* Exercise prompt *
Reproduce every entry below precisely; do not include the pictures.

══ Supplied data

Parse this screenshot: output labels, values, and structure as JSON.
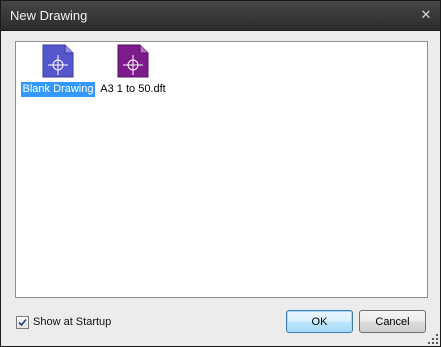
{
  "window": {
    "title": "New Drawing",
    "close_glyph": "✕"
  },
  "templates": [
    {
      "label": "Blank Drawing",
      "icon": "blank-drawing-icon",
      "color": "#5555cc",
      "selected": true
    },
    {
      "label": "A3 1 to 50.dft",
      "icon": "drawing-template-icon",
      "color": "#7d1a8c",
      "selected": false
    }
  ],
  "footer": {
    "show_at_startup_label": "Show at Startup",
    "show_at_startup_checked": true,
    "ok_label": "OK",
    "cancel_label": "Cancel"
  },
  "colors": {
    "selection": "#3399ff",
    "titlebar": "#3a3a3a"
  }
}
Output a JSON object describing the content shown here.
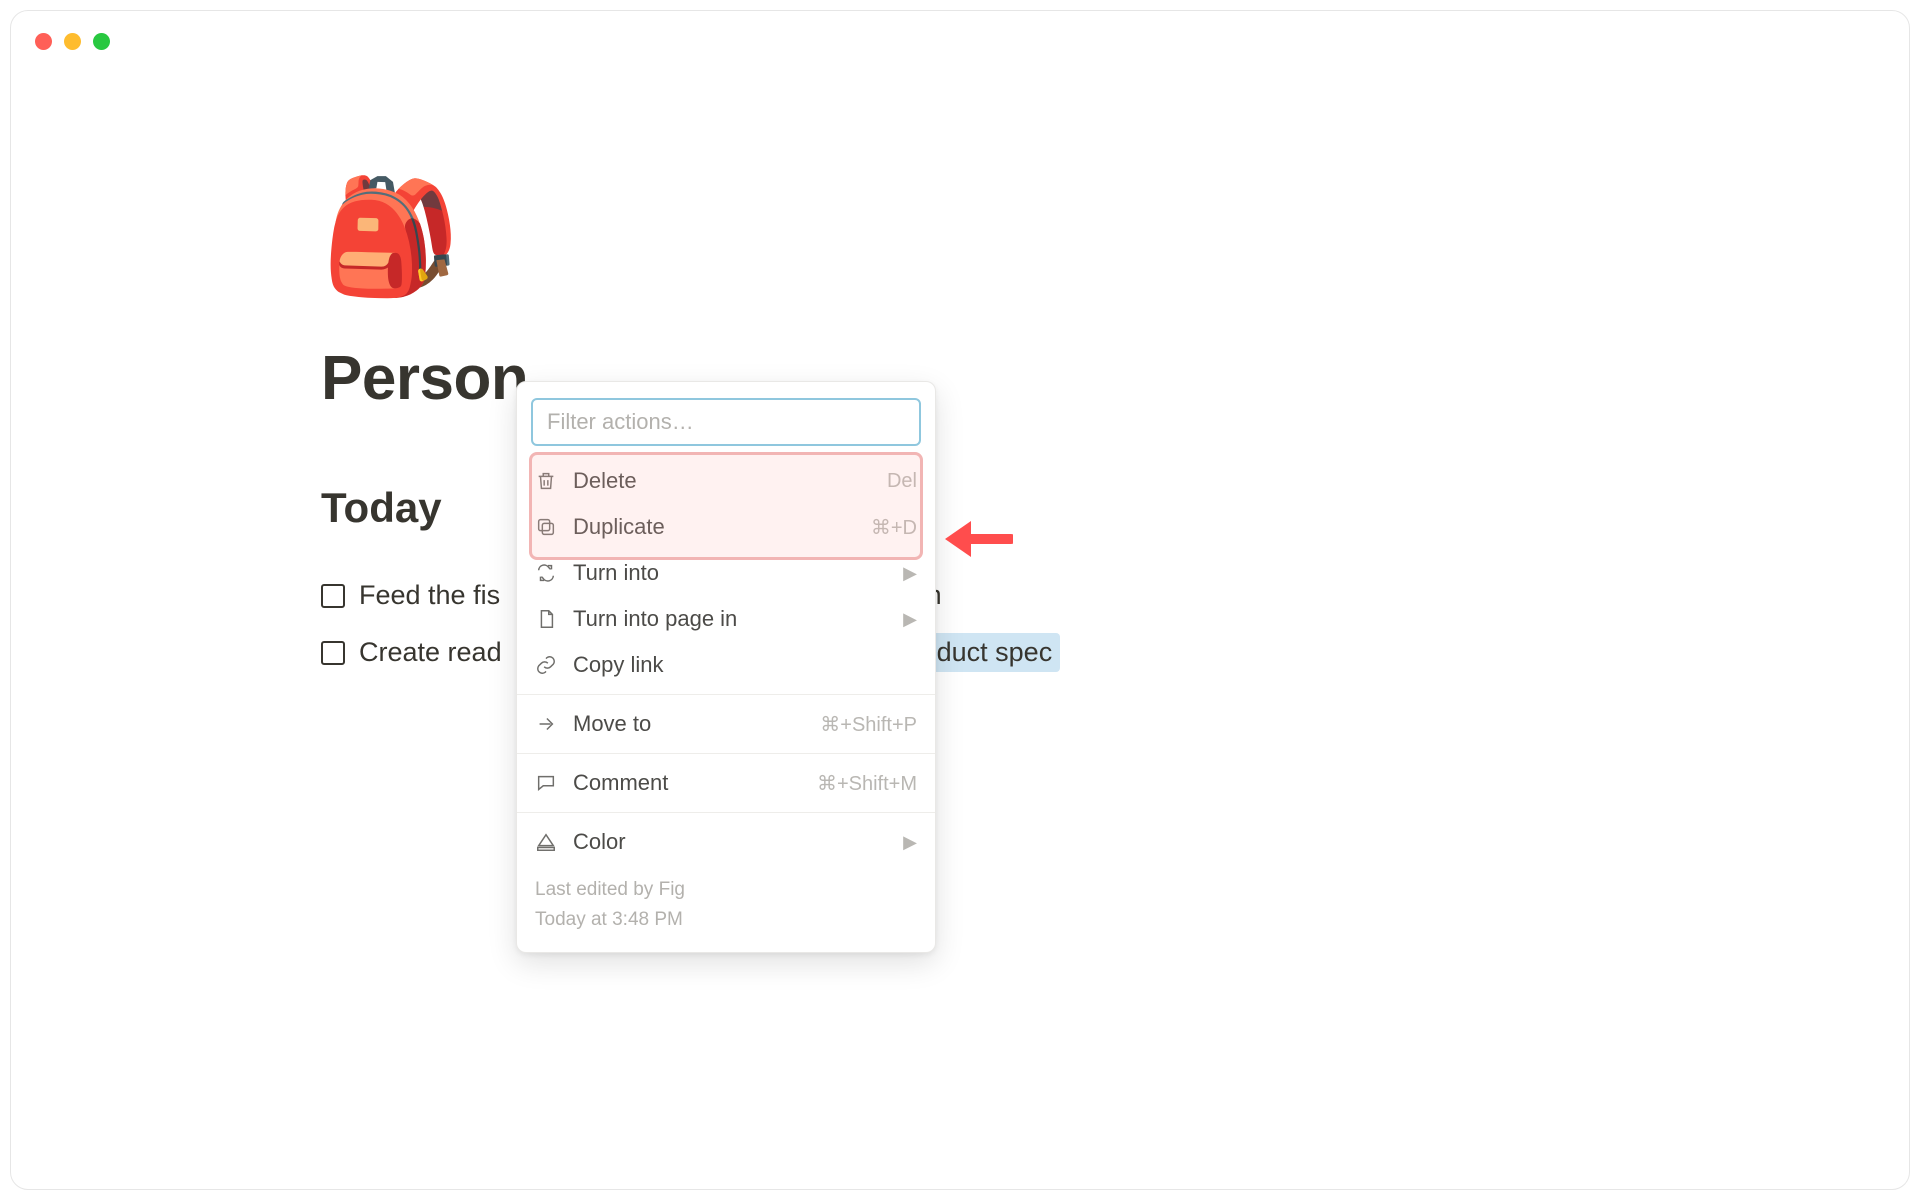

════

* Result below *
Parse this screenshot: output labels, values, and structure as JSON.
{
  "window": {
    "title": "New Drawing",
    "close_glyph": "✕"
  },
  "templates": [
    {
      "label": "Blank Drawing",
      "icon": "blank-drawing-icon",
      "color": "#5555cc",
      "selected": true
    },
    {
      "label": "A3 1 to 50.dft",
      "icon": "drawing-template-icon",
      "color": "#7d1a8c",
      "selected": false
    }
  ],
  "footer": {
    "show_at_startup_label": "Show at Startup",
    "show_at_startup_checked": true,
    "ok_label": "OK",
    "cancel_label": "Cancel"
  },
  "colors": {
    "selection": "#3399ff",
    "titlebar": "#3a3a3a"
  }
}
Output a JSON object describing the content shown here.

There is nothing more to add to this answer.